Extracted data entries:
▶

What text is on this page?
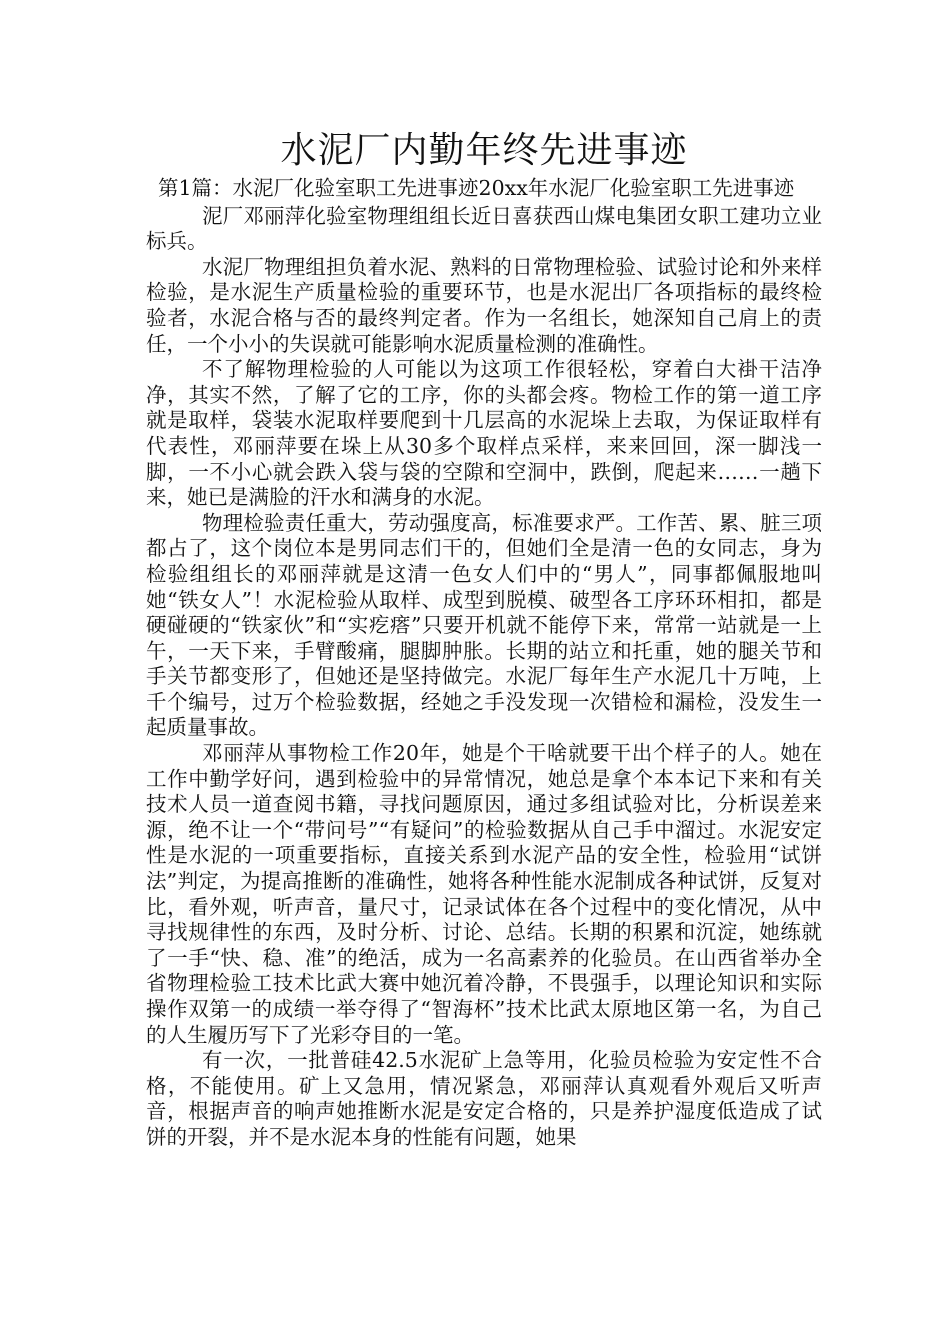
水泥厂内勤年终先进事迹

第1篇：水泥厂化验室职工先进事迹20xx年水泥厂化验室职工先进事迹

泥厂邓丽萍化验室物理组组长近日喜获西山煤电集团女职工建功立业标兵。

水泥厂物理组担负着水泥、熟料的日常物理检验、试验讨论和外来样检验，是水泥生产质量检验的重要环节，也是水泥出厂各项指标的最终检验者，水泥合格与否的最终判定者。作为一名组长，她深知自己肩上的责任，一个小小的失误就可能影响水泥质量检测的准确性。

不了解物理检验的人可能以为这项工作很轻松，穿着白大褂干洁净净，其实不然，了解了它的工序，你的头都会疼。物检工作的第一道工序就是取样，袋装水泥取样要爬到十几层高的水泥垛上去取，为保证取样有代表性，邓丽萍要在垛上从30多个取样点采样，来来回回，深一脚浅一脚，一不小心就会跌入袋与袋的空隙和空洞中，跌倒，爬起来……一趟下来，她已是满脸的汗水和满身的水泥。

物理检验责任重大，劳动强度高，标准要求严。工作苦、累、脏三项都占了，这个岗位本是男同志们干的，但她们全是清一色的女同志，身为检验组组长的邓丽萍就是这清一色女人们中的“男人”，同事都佩服地叫她“铁女人”！水泥检验从取样、成型到脱模、破型各工序环环相扣，都是硬碰硬的“铁家伙”和“实疙瘩”只要开机就不能停下来，常常一站就是一上午，一天下来，手臂酸痛，腿脚肿胀。长期的站立和托重，她的腿关节和手关节都变形了，但她还是坚持做完。水泥厂每年生产水泥几十万吨，上千个编号，过万个检验数据，经她之手没发现一次错检和漏检，没发生一起质量事故。

邓丽萍从事物检工作20年，她是个干啥就要干出个样子的人。她在工作中勤学好问，遇到检验中的异常情况，她总是拿个本本记下来和有关技术人员一道查阅书籍，寻找问题原因，通过多组试验对比，分析误差来源，绝不让一个“带问号”“有疑问”的检验数据从自己手中溜过。水泥安定性是水泥的一项重要指标，直接关系到水泥产品的安全性，检验用“试饼法”判定，为提高推断的准确性，她将各种性能水泥制成各种试饼，反复对比，看外观，听声音，量尺寸，记录试体在各个过程中的变化情况，从中寻找规律性的东西，及时分析、讨论、总结。长期的积累和沉淀，她练就了一手“快、稳、准”的绝活，成为一名高素养的化验员。在山西省举办全省物理检验工技术比武大赛中她沉着冷静，不畏强手，以理论知识和实际操作双第一的成绩一举夺得了“智海杯”技术比武太原地区第一名，为自己的人生履历写下了光彩夺目的一笔。

有一次，一批普硅42.5水泥矿上急等用，化验员检验为安定性不合格，不能使用。矿上又急用，情况紧急，邓丽萍认真观看外观后又听声音，根据声音的响声她推断水泥是安定合格的，只是养护湿度低造成了试饼的开裂，并不是水泥本身的性能有问题，她果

◀

WHAT THE EXERCISE ASKS | Copy out each record shown above without alteration, skipping any picture.

REPLY TO THE TASK |
What text is on this page?
水泥厂内勤年终先进事迹

第1篇：水泥厂化验室职工先进事迹20xx年水泥厂化验室职工先进事迹

泥厂邓丽萍化验室物理组组长近日喜获西山煤电集团女职工建功立业标兵。

水泥厂物理组担负着水泥、熟料的日常物理检验、试验讨论和外来样检验，是水泥生产质量检验的重要环节，也是水泥出厂各项指标的最终检验者，水泥合格与否的最终判定者。作为一名组长，她深知自己肩上的责任，一个小小的失误就可能影响水泥质量检测的准确性。

不了解物理检验的人可能以为这项工作很轻松，穿着白大褂干洁净净，其实不然，了解了它的工序，你的头都会疼。物检工作的第一道工序就是取样，袋装水泥取样要爬到十几层高的水泥垛上去取，为保证取样有代表性，邓丽萍要在垛上从30多个取样点采样，来来回回，深一脚浅一脚，一不小心就会跌入袋与袋的空隙和空洞中，跌倒，爬起来……一趟下来，她已是满脸的汗水和满身的水泥。

物理检验责任重大，劳动强度高，标准要求严。工作苦、累、脏三项都占了，这个岗位本是男同志们干的，但她们全是清一色的女同志，身为检验组组长的邓丽萍就是这清一色女人们中的“男人”，同事都佩服地叫她“铁女人”！水泥检验从取样、成型到脱模、破型各工序环环相扣，都是硬碰硬的“铁家伙”和“实疙瘩”只要开机就不能停下来，常常一站就是一上午，一天下来，手臂酸痛，腿脚肿胀。长期的站立和托重，她的腿关节和手关节都变形了，但她还是坚持做完。水泥厂每年生产水泥几十万吨，上千个编号，过万个检验数据，经她之手没发现一次错检和漏检，没发生一起质量事故。

邓丽萍从事物检工作20年，她是个干啥就要干出个样子的人。她在工作中勤学好问，遇到检验中的异常情况，她总是拿个本本记下来和有关技术人员一道查阅书籍，寻找问题原因，通过多组试验对比，分析误差来源，绝不让一个“带问号”“有疑问”的检验数据从自己手中溜过。水泥安定性是水泥的一项重要指标，直接关系到水泥产品的安全性，检验用“试饼法”判定，为提高推断的准确性，她将各种性能水泥制成各种试饼，反复对比，看外观，听声音，量尺寸，记录试体在各个过程中的变化情况，从中寻找规律性的东西，及时分析、讨论、总结。长期的积累和沉淀，她练就了一手“快、稳、准”的绝活，成为一名高素养的化验员。在山西省举办全省物理检验工技术比武大赛中她沉着冷静，不畏强手，以理论知识和实际操作双第一的成绩一举夺得了“智海杯”技术比武太原地区第一名，为自己的人生履历写下了光彩夺目的一笔。

有一次，一批普硅42.5水泥矿上急等用，化验员检验为安定性不合格，不能使用。矿上又急用，情况紧急，邓丽萍认真观看外观后又听声音，根据声音的响声她推断水泥是安定合格的，只是养护湿度低造成了试饼的开裂，并不是水泥本身的性能有问题，她果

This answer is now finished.